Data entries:
***

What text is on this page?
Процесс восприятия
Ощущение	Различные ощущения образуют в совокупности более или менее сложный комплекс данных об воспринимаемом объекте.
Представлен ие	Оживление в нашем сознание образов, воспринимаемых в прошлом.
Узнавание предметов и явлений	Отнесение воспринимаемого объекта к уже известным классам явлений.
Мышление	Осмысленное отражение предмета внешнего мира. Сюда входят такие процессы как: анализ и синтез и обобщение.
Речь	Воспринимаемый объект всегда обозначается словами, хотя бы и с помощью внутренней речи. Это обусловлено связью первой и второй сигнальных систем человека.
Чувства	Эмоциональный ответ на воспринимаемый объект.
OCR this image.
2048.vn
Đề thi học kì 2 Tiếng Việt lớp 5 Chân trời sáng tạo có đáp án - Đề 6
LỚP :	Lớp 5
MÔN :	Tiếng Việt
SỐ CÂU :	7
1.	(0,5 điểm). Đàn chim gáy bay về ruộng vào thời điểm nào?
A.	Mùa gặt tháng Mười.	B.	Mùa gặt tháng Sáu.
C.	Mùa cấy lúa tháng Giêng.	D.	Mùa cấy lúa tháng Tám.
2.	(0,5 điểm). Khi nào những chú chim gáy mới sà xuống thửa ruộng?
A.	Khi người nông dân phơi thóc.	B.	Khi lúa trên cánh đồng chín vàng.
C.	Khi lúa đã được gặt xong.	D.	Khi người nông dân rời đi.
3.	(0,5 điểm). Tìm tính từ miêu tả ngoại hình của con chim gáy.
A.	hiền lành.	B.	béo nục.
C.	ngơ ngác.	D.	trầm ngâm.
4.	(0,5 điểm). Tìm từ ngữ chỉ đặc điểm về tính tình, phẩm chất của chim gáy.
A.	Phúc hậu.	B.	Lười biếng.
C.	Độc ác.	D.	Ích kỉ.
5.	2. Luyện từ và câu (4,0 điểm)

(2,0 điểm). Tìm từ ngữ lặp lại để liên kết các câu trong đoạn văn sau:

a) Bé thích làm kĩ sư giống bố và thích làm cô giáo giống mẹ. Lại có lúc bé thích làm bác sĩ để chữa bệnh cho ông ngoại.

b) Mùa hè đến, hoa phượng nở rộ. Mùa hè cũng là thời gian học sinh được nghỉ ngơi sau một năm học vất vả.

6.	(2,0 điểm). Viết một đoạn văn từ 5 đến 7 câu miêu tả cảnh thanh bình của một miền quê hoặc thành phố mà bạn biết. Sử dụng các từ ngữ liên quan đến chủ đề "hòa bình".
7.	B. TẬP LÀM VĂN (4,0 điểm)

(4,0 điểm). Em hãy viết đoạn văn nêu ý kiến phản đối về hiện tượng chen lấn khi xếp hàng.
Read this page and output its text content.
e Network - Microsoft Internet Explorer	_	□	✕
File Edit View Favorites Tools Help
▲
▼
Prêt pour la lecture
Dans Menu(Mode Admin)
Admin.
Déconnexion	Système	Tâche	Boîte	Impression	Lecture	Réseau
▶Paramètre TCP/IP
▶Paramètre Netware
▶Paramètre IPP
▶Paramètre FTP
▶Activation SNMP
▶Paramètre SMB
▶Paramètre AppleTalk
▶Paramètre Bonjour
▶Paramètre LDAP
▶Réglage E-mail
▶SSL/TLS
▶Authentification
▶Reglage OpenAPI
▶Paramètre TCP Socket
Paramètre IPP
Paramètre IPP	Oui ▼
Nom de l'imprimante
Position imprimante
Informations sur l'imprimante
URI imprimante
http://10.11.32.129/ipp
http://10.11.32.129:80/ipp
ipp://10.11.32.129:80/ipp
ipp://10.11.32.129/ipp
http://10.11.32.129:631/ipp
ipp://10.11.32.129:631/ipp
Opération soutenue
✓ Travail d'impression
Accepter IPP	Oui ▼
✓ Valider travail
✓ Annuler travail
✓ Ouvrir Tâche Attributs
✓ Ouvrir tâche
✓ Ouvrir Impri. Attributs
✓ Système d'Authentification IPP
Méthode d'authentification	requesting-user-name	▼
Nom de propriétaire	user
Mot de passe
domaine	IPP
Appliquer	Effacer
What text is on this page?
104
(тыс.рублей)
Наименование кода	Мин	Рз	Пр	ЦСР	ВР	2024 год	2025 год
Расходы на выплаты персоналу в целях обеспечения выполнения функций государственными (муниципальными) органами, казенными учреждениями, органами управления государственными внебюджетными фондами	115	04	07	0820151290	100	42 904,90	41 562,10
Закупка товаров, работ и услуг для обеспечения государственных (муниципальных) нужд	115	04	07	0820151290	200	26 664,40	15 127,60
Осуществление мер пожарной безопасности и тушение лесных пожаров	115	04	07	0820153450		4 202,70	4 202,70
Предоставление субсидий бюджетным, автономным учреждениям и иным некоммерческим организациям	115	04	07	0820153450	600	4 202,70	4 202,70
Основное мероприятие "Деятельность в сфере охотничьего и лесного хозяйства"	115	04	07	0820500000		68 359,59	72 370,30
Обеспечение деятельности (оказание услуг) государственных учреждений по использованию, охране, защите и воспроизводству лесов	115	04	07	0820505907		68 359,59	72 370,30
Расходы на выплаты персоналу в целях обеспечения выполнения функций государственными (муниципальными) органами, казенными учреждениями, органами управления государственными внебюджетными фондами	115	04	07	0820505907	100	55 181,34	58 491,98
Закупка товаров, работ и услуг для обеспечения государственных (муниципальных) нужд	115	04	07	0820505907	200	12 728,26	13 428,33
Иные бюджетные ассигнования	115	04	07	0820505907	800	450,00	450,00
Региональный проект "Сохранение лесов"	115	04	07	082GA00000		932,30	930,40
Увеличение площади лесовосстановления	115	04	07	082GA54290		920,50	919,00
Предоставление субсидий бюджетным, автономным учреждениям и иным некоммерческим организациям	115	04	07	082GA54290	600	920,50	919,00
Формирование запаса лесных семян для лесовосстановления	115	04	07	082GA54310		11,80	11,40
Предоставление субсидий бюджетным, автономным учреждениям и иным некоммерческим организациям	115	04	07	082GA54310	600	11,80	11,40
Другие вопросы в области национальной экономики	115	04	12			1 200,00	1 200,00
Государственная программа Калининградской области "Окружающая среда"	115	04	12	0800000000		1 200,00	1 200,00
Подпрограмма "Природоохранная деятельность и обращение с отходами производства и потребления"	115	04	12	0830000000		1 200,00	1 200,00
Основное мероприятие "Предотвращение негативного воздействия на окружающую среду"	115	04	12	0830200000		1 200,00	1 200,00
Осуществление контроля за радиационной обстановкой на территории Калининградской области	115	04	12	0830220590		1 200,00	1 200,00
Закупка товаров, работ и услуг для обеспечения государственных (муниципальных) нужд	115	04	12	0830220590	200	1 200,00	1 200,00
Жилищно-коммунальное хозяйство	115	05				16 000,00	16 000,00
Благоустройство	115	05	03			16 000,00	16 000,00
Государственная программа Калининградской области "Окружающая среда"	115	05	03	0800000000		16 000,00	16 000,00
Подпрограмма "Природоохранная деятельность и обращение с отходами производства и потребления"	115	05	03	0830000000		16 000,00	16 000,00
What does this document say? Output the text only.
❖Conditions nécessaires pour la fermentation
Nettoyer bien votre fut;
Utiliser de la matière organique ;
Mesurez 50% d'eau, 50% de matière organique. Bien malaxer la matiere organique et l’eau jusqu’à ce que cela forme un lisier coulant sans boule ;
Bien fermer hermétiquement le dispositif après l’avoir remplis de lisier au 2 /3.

***

**WRITTEN TASK:** Of the lines in the material above, state how many contain the string "Осуществление"; give no other text.

**THE ANSWER:** 2